Quote every line below exactly as it reads.

########

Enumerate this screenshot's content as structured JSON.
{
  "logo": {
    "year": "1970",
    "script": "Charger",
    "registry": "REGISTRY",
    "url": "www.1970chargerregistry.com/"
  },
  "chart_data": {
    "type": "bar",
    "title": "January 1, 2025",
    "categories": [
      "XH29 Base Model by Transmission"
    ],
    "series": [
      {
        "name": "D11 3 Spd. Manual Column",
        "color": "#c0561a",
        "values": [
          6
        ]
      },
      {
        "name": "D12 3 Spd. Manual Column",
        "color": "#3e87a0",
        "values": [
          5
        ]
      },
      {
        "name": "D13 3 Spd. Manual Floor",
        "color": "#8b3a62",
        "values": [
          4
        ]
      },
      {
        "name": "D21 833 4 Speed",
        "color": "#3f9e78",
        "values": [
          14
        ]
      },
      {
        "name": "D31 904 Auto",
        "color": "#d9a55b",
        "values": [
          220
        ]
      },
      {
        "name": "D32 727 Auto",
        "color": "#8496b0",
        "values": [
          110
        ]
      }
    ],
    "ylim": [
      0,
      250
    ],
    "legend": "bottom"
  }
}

########

* [Worked solution]
Enumerate this screenshot's content as structured JSON.
{
  "logo": {
    "year": "1970",
    "script": "Charger",
    "registry": "REGISTRY",
    "url": "www.1970chargerregistry.com/"
  },
  "chart_data": {
    "type": "bar",
    "title": "January 1, 2025",
    "categories": [
      "XH29 Base Model by Transmission"
    ],
    "series": [
      {
        "name": "D11 3 Spd. Manual Column",
        "color": "#c0561a",
        "values": [
          6
        ]
      },
      {
        "name": "D12 3 Spd. Manual Column",
        "color": "#3e87a0",
        "values": [
          5
        ]
      },
      {
        "name": "D13 3 Spd. Manual Floor",
        "color": "#8b3a62",
        "values": [
          4
        ]
      },
      {
        "name": "D21 833 4 Speed",
        "color": "#3f9e78",
        "values": [
          14
        ]
      },
      {
        "name": "D31 904 Auto",
        "color": "#d9a55b",
        "values": [
          220
        ]
      },
      {
        "name": "D32 727 Auto",
        "color": "#8496b0",
        "values": [
          110
        ]
      }
    ],
    "ylim": [
      0,
      250
    ],
    "legend": "bottom"
  }
}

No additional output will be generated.